THE PROBLEM
Please transcribe the records precisely; pictures stay out of your copy.

GIVEN INFORMATION
** start **
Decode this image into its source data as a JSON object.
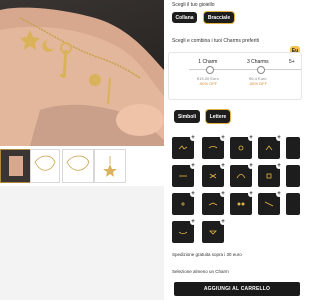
{
  "jewel": {
    "label": "Scegli il tuo gioiello",
    "options": [
      "Collana",
      "Bracciale"
    ],
    "selected": "Bracciale"
  },
  "charms_section": {
    "label": "Scegli e combina i tuoi Charms preferiti",
    "badge_text": "Eu",
    "options": [
      {
        "label": "1 Charm",
        "price": "€15.00 Euro",
        "discount": "-50% OFF"
      },
      {
        "label": "3 Charms",
        "price": "€6.4 Euro",
        "discount": "-50% OFF"
      },
      {
        "label": "5+",
        "price": "",
        "discount": ""
      }
    ]
  },
  "filter_tabs": [
    "Simboli",
    "Lettere"
  ],
  "active_filter": "Lettere",
  "shipping_note": "Spedizione gratuita sopra i 30 euro",
  "selection_hint": "Selezione almeno un Charm",
  "cta_label": "AGGIUNGI AL CARRELLO",
  "colors": {
    "accent_gold": "#e3b341",
    "dark": "#1d1d1d"
  }
}
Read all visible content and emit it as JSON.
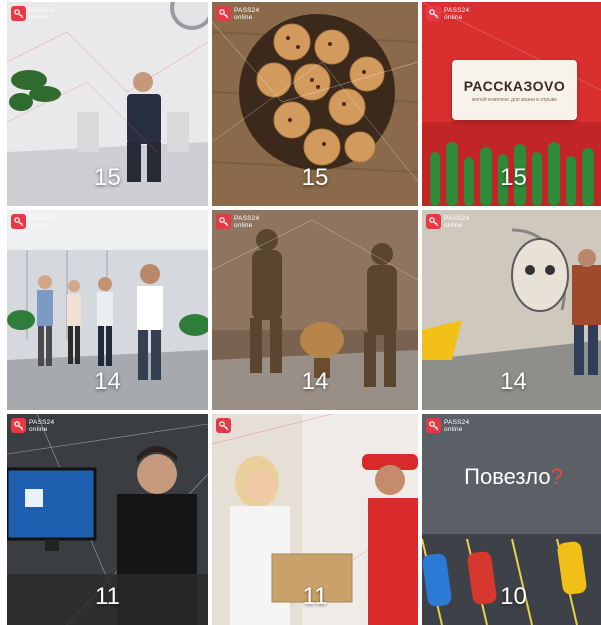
{
  "brand": {
    "line1": "PASS24",
    "line2": "online"
  },
  "tiles": [
    {
      "count": "15",
      "icon": "office-worker-photo"
    },
    {
      "count": "15",
      "icon": "cookies-photo"
    },
    {
      "count": "15",
      "icon": "rasskazovo-poster",
      "brand_name": "РАССКАЗОVO",
      "brand_tagline": "жилой комплекс для жизни в отрыве"
    },
    {
      "count": "14",
      "icon": "office-walkers-photo"
    },
    {
      "count": "14",
      "icon": "statues-photo"
    },
    {
      "count": "14",
      "icon": "graffiti-photo"
    },
    {
      "count": "11",
      "icon": "computer-user-photo"
    },
    {
      "count": "11",
      "icon": "courier-delivery-photo"
    },
    {
      "count": "10",
      "icon": "parking-poster",
      "title": "Повезло",
      "title_mark": "?"
    }
  ],
  "colors": {
    "brand_red": "#e63946",
    "accent_red": "#e94a3f"
  }
}
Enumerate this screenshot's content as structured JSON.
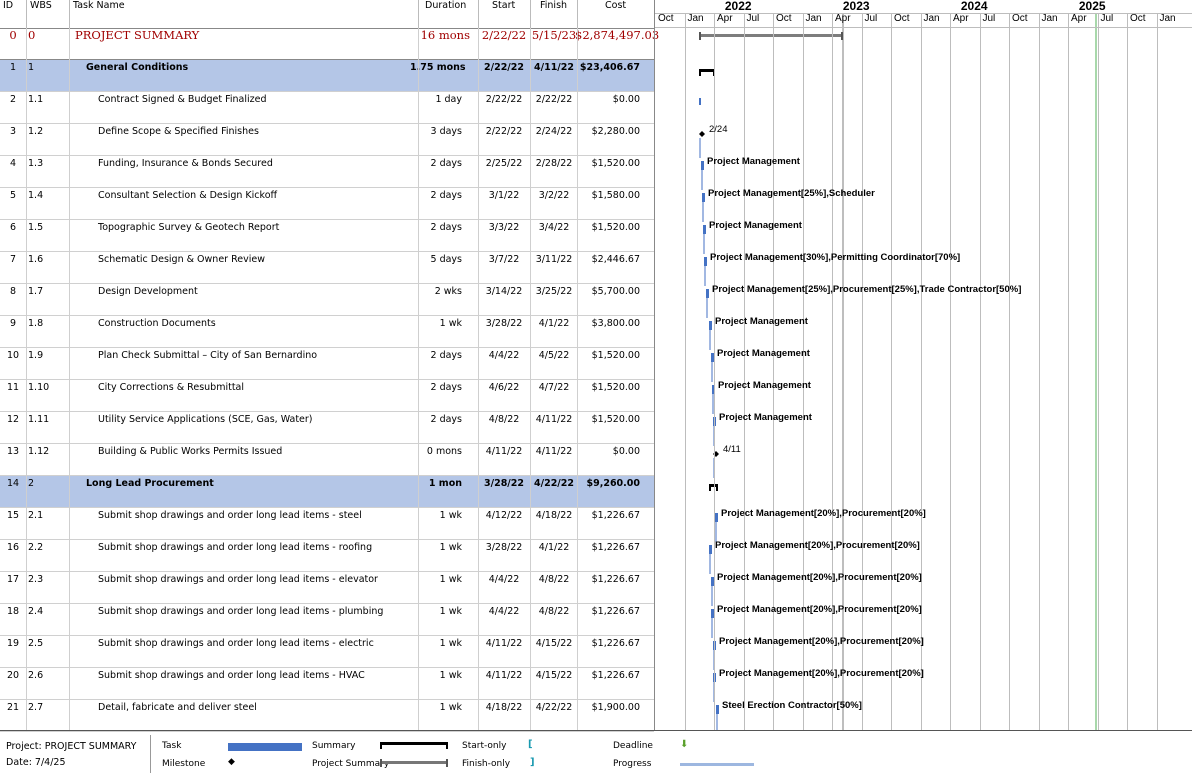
** end **
ANSWER IN FULL
Decode this image into its source data as a JSON object.
{
  "jewel": {
    "label": "Scegli il tuo gioiello",
    "options": [
      "Collana",
      "Bracciale"
    ],
    "selected": "Bracciale"
  },
  "charms_section": {
    "label": "Scegli e combina i tuoi Charms preferiti",
    "badge_text": "Eu",
    "options": [
      {
        "label": "1 Charm",
        "price": "€15.00 Euro",
        "discount": "-50% OFF"
      },
      {
        "label": "3 Charms",
        "price": "€6.4 Euro",
        "discount": "-50% OFF"
      },
      {
        "label": "5+",
        "price": "",
        "discount": ""
      }
    ]
  },
  "filter_tabs": [
    "Simboli",
    "Lettere"
  ],
  "active_filter": "Lettere",
  "shipping_note": "Spedizione gratuita sopra i 30 euro",
  "selection_hint": "Selezione almeno un Charm",
  "cta_label": "AGGIUNGI AL CARRELLO",
  "colors": {
    "accent_gold": "#e3b341",
    "dark": "#1d1d1d"
  }
}
Read all visible content and emit it as JSON.
{
  "brand": {
    "line1": "PASS24",
    "line2": "online"
  },
  "tiles": [
    {
      "count": "15",
      "icon": "office-worker-photo"
    },
    {
      "count": "15",
      "icon": "cookies-photo"
    },
    {
      "count": "15",
      "icon": "rasskazovo-poster",
      "brand_name": "РАССКАЗОVO",
      "brand_tagline": "жилой комплекс для жизни в отрыве"
    },
    {
      "count": "14",
      "icon": "office-walkers-photo"
    },
    {
      "count": "14",
      "icon": "statues-photo"
    },
    {
      "count": "14",
      "icon": "graffiti-photo"
    },
    {
      "count": "11",
      "icon": "computer-user-photo"
    },
    {
      "count": "11",
      "icon": "courier-delivery-photo"
    },
    {
      "count": "10",
      "icon": "parking-poster",
      "title": "Повезло",
      "title_mark": "?"
    }
  ],
  "colors": {
    "brand_red": "#e63946",
    "accent_red": "#e94a3f"
  }
}
Enumerate this screenshot's content as structured JSON.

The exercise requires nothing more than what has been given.